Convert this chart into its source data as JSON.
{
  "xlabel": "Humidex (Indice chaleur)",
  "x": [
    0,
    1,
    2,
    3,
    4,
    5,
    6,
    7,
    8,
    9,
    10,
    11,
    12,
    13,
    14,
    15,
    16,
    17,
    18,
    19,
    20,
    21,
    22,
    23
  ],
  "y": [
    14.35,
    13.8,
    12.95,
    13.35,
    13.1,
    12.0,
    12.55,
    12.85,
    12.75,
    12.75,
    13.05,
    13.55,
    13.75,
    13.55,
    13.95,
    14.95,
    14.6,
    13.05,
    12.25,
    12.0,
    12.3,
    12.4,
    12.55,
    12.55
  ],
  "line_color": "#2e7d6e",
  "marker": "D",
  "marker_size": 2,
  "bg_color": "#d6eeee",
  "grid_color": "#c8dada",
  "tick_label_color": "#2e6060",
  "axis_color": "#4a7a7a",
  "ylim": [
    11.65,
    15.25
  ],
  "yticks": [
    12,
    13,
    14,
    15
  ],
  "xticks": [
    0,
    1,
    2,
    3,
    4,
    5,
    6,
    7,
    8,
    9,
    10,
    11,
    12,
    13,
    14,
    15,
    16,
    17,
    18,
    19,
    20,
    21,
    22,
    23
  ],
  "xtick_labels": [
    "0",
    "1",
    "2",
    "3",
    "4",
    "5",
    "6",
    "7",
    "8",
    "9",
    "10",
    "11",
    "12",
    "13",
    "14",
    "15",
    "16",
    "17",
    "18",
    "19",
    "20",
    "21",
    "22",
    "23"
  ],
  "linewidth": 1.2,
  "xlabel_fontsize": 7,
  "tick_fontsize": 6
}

# # #

▶ Aim of the task: From the first line to the last, please quote the material above exactly.

▶ Answer to this problem:
Convert this chart into its source data as JSON.
{
  "xlabel": "Humidex (Indice chaleur)",
  "x": [
    0,
    1,
    2,
    3,
    4,
    5,
    6,
    7,
    8,
    9,
    10,
    11,
    12,
    13,
    14,
    15,
    16,
    17,
    18,
    19,
    20,
    21,
    22,
    23
  ],
  "y": [
    14.35,
    13.8,
    12.95,
    13.35,
    13.1,
    12.0,
    12.55,
    12.85,
    12.75,
    12.75,
    13.05,
    13.55,
    13.75,
    13.55,
    13.95,
    14.95,
    14.6,
    13.05,
    12.25,
    12.0,
    12.3,
    12.4,
    12.55,
    12.55
  ],
  "line_color": "#2e7d6e",
  "marker": "D",
  "marker_size": 2,
  "bg_color": "#d6eeee",
  "grid_color": "#c8dada",
  "tick_label_color": "#2e6060",
  "axis_color": "#4a7a7a",
  "ylim": [
    11.65,
    15.25
  ],
  "yticks": [
    12,
    13,
    14,
    15
  ],
  "xticks": [
    0,
    1,
    2,
    3,
    4,
    5,
    6,
    7,
    8,
    9,
    10,
    11,
    12,
    13,
    14,
    15,
    16,
    17,
    18,
    19,
    20,
    21,
    22,
    23
  ],
  "xtick_labels": [
    "0",
    "1",
    "2",
    "3",
    "4",
    "5",
    "6",
    "7",
    "8",
    "9",
    "10",
    "11",
    "12",
    "13",
    "14",
    "15",
    "16",
    "17",
    "18",
    "19",
    "20",
    "21",
    "22",
    "23"
  ],
  "linewidth": 1.2,
  "xlabel_fontsize": 7,
  "tick_fontsize": 6
}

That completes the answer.